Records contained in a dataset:

* * * * *

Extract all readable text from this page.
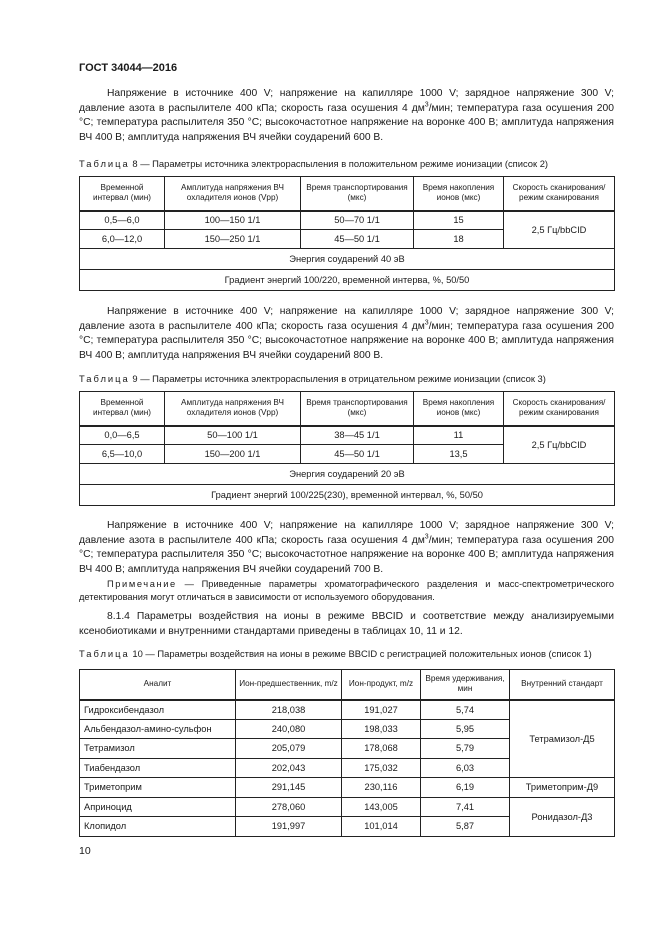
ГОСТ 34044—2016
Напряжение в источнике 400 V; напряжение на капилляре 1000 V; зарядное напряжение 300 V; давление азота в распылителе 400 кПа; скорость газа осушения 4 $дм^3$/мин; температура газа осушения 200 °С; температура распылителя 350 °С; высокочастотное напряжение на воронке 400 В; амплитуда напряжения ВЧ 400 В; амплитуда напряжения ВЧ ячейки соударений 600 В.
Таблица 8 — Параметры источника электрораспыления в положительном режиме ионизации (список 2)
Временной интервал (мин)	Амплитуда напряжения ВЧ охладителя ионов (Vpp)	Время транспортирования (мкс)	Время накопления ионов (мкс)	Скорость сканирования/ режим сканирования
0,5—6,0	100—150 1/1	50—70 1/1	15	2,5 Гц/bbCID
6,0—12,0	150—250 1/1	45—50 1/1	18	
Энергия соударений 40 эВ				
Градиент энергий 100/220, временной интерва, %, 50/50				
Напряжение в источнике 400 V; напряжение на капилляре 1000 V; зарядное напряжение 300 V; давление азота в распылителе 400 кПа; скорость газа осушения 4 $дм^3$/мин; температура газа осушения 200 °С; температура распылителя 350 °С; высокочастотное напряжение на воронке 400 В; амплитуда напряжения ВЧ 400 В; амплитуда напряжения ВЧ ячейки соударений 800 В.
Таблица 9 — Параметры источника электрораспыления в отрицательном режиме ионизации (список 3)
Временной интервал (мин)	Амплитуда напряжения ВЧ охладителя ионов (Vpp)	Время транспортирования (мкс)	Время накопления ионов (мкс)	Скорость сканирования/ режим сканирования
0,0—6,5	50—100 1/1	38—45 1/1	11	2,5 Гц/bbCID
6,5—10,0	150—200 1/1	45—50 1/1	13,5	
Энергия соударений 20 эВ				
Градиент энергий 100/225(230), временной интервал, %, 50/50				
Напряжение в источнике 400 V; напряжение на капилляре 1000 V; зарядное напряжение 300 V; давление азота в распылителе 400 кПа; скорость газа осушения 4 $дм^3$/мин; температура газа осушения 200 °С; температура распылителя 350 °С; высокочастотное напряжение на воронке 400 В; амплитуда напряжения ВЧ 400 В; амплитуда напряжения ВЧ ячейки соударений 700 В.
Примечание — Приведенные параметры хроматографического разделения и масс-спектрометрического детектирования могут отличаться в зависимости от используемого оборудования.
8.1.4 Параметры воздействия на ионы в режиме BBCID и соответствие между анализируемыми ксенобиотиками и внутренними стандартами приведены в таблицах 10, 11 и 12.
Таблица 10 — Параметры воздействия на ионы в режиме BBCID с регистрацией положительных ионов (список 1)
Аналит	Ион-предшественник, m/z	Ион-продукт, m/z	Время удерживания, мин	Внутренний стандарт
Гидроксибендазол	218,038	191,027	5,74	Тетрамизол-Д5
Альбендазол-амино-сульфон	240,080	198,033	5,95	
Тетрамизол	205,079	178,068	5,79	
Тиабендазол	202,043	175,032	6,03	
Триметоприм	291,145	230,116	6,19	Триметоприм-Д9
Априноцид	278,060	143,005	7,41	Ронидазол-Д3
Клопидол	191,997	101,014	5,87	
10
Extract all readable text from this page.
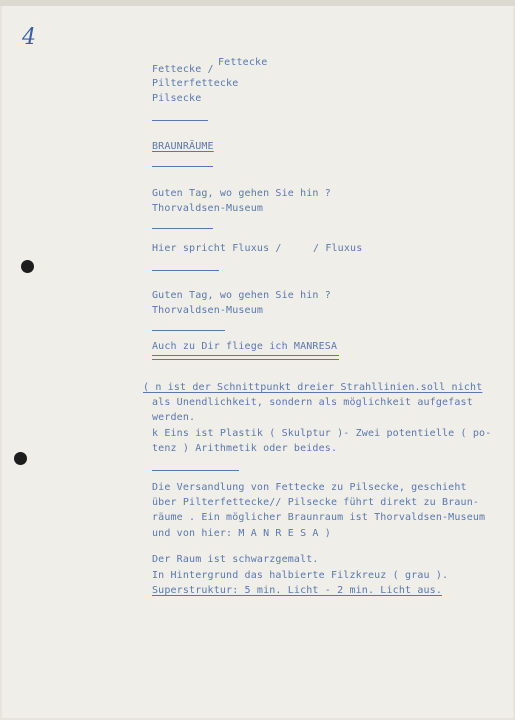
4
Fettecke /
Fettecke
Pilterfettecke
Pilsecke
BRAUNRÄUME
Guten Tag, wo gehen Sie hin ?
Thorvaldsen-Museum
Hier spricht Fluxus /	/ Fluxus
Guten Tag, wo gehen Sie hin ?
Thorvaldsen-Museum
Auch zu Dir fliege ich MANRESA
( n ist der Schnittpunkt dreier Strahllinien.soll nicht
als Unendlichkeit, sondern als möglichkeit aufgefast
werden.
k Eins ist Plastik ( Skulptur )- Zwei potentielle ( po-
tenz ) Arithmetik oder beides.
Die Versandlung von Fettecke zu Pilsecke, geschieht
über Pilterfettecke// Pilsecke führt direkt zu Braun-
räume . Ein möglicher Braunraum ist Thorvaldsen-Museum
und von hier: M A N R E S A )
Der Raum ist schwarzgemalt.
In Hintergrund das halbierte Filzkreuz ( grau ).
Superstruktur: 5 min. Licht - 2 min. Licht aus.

* * * * *

[WHAT YOU SHOULD DO]
Transcribe the listing in full. Omit the pictures and keep every line exact.

[SOLVED EXERCISE]
Extract all readable text from this page.
ГОСТ 34044—2016
Напряжение в источнике 400 V; напряжение на капилляре 1000 V; зарядное напряжение 300 V; давление азота в распылителе 400 кПа; скорость газа осушения 4 $дм^3$/мин; температура газа осушения 200 °С; температура распылителя 350 °С; высокочастотное напряжение на воронке 400 В; амплитуда напряжения ВЧ 400 В; амплитуда напряжения ВЧ ячейки соударений 600 В.
Таблица 8 — Параметры источника электрораспыления в положительном режиме ионизации (список 2)
Временной интервал (мин)	Амплитуда напряжения ВЧ охладителя ионов (Vpp)	Время транспортирования (мкс)	Время накопления ионов (мкс)	Скорость сканирования/ режим сканирования
0,5—6,0	100—150 1/1	50—70 1/1	15	2,5 Гц/bbCID
6,0—12,0	150—250 1/1	45—50 1/1	18	
Энергия соударений 40 эВ				
Градиент энергий 100/220, временной интерва, %, 50/50				
Напряжение в источнике 400 V; напряжение на капилляре 1000 V; зарядное напряжение 300 V; давление азота в распылителе 400 кПа; скорость газа осушения 4 $дм^3$/мин; температура газа осушения 200 °С; температура распылителя 350 °С; высокочастотное напряжение на воронке 400 В; амплитуда напряжения ВЧ 400 В; амплитуда напряжения ВЧ ячейки соударений 800 В.
Таблица 9 — Параметры источника электрораспыления в отрицательном режиме ионизации (список 3)
Временной интервал (мин)	Амплитуда напряжения ВЧ охладителя ионов (Vpp)	Время транспортирования (мкс)	Время накопления ионов (мкс)	Скорость сканирования/ режим сканирования
0,0—6,5	50—100 1/1	38—45 1/1	11	2,5 Гц/bbCID
6,5—10,0	150—200 1/1	45—50 1/1	13,5	
Энергия соударений 20 эВ				
Градиент энергий 100/225(230), временной интервал, %, 50/50				
Напряжение в источнике 400 V; напряжение на капилляре 1000 V; зарядное напряжение 300 V; давление азота в распылителе 400 кПа; скорость газа осушения 4 $дм^3$/мин; температура газа осушения 200 °С; температура распылителя 350 °С; высокочастотное напряжение на воронке 400 В; амплитуда напряжения ВЧ 400 В; амплитуда напряжения ВЧ ячейки соударений 700 В.
Примечание — Приведенные параметры хроматографического разделения и масс-спектрометрического детектирования могут отличаться в зависимости от используемого оборудования.
8.1.4 Параметры воздействия на ионы в режиме BBCID и соответствие между анализируемыми ксенобиотиками и внутренними стандартами приведены в таблицах 10, 11 и 12.
Таблица 10 — Параметры воздействия на ионы в режиме BBCID с регистрацией положительных ионов (список 1)
Аналит	Ион-предшественник, m/z	Ион-продукт, m/z	Время удерживания, мин	Внутренний стандарт
Гидроксибендазол	218,038	191,027	5,74	Тетрамизол-Д5
Альбендазол-амино-сульфон	240,080	198,033	5,95	
Тетрамизол	205,079	178,068	5,79	
Тиабендазол	202,043	175,032	6,03	
Триметоприм	291,145	230,116	6,19	Триметоприм-Д9
Априноцид	278,060	143,005	7,41	Ронидазол-Д3
Клопидол	191,997	101,014	5,87	
10
Extract all readable text from this page.
4
Fettecke /
Fettecke
Pilterfettecke
Pilsecke
BRAUNRÄUME
Guten Tag, wo gehen Sie hin ?
Thorvaldsen-Museum
Hier spricht Fluxus /	/ Fluxus
Guten Tag, wo gehen Sie hin ?
Thorvaldsen-Museum
Auch zu Dir fliege ich MANRESA
( n ist der Schnittpunkt dreier Strahllinien.soll nicht
als Unendlichkeit, sondern als möglichkeit aufgefast
werden.
k Eins ist Plastik ( Skulptur )- Zwei potentielle ( po-
tenz ) Arithmetik oder beides.
Die Versandlung von Fettecke zu Pilsecke, geschieht
über Pilterfettecke// Pilsecke führt direkt zu Braun-
räume . Ein möglicher Braunraum ist Thorvaldsen-Museum
und von hier: M A N R E S A )
Der Raum ist schwarzgemalt.
In Hintergrund das halbierte Filzkreuz ( grau ).
Superstruktur: 5 min. Licht - 2 min. Licht aus.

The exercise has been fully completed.